[To be done] Identify each line below containing the string "this" and copy it.

══ Material for the task ══

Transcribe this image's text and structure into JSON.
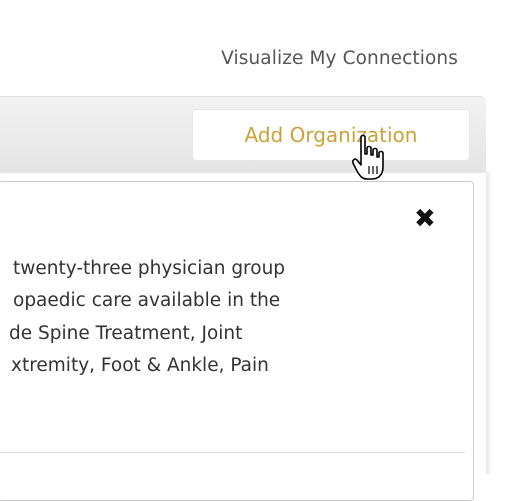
{
  "header": {
    "visualize_link": "Visualize My Connections",
    "add_org_button": "Add Organization"
  },
  "cursor": {
    "icon": "hand-pointer-icon"
  },
  "card": {
    "close_icon": "close-icon",
    "description_lines": [
      "twenty-three physician group",
      "opaedic care available in the",
      "de Spine Treatment, Joint",
      "xtremity, Foot & Ankle, Pain"
    ]
  },
  "colors": {
    "accent": "#c8a33a",
    "header_bg": "#e8e8e8",
    "text": "#333333"
  }
}
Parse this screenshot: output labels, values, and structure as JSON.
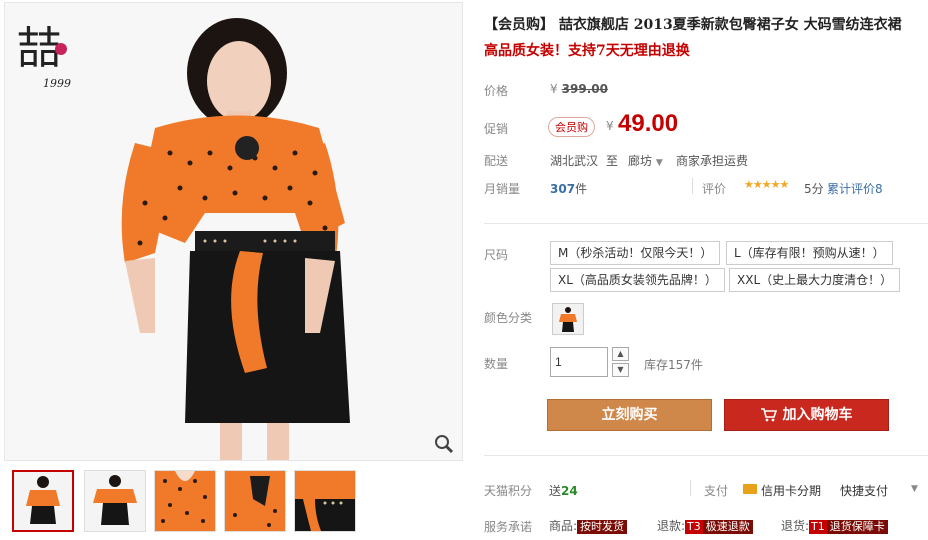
{
  "gallery": {
    "brand_year": "1999",
    "thumbnails": [
      "thumb-1",
      "thumb-2",
      "thumb-3",
      "thumb-4",
      "thumb-5"
    ],
    "active_thumb": 0
  },
  "product": {
    "title": "【会员购】 喆衣旗舰店 2013夏季新款包臀裙子女 大码雪纺连衣裙",
    "subtitle": "高品质女装！支持7天无理由退换",
    "price_label": "价格",
    "currency": "¥",
    "original_price": "399.00",
    "promo_label": "促销",
    "promo_badge": "会员购",
    "promo_price": "49.00",
    "shipping_label": "配送",
    "ship_from": "湖北武汉",
    "ship_to_word": "至",
    "ship_dest": "廊坊",
    "ship_fee": "商家承担运费",
    "monthly_label": "月销量",
    "monthly_sales": "307",
    "monthly_unit": "件",
    "rating_label": "评价",
    "rating_stars": "★★★★★",
    "rating_score": "5分",
    "rating_count_text": "累计评价8"
  },
  "options": {
    "size_label": "尺码",
    "sizes": [
      "M（秒杀活动！仅限今天！）",
      "L（库存有限！预购从速！）",
      "XL（高品质女装领先品牌！）",
      "XXL（史上最大力度清仓！）"
    ],
    "color_label": "颜色分类",
    "qty_label": "数量",
    "qty_value": "1",
    "stock_text": "库存157件"
  },
  "actions": {
    "buy_now": "立刻购买",
    "add_to_cart": "加入购物车"
  },
  "footer": {
    "points_label": "天猫积分",
    "points_prefix": "送",
    "points_value": "24",
    "pay_label": "支付",
    "credit_card": "信用卡分期",
    "quick_pay": "快捷支付",
    "service_label": "服务承诺",
    "s1_prefix": "商品:",
    "s1_tag": "按时发货",
    "s2_prefix": "退款:",
    "s2_code": "T3",
    "s2_tag": "极速退款",
    "s3_prefix": "退货:",
    "s3_code": "T1",
    "s3_tag": "退货保障卡"
  },
  "colors": {
    "accent_red": "#c40000",
    "buy_orange": "#d0874a",
    "cart_red": "#c8281d",
    "link_blue": "#3a6ea5"
  }
}
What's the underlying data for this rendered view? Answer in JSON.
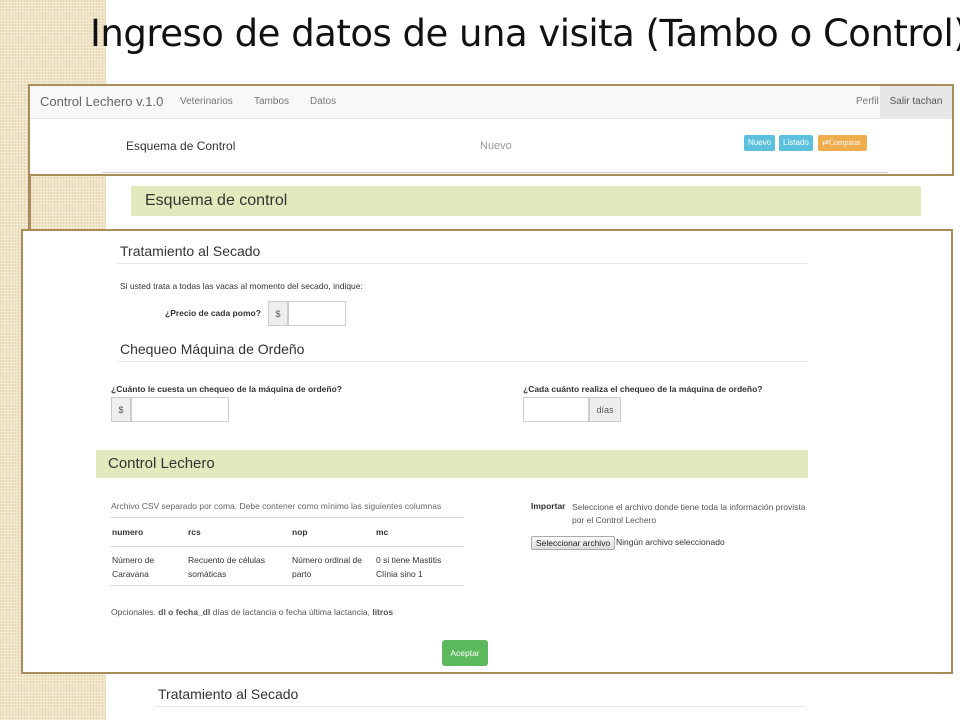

═══

[Result of the task]
Transcribe this image's text and structure into JSON.
Parse this screenshot: output labels, values, and structure as JSON.
What's the underlying data for this rendered view? Answer in JSON.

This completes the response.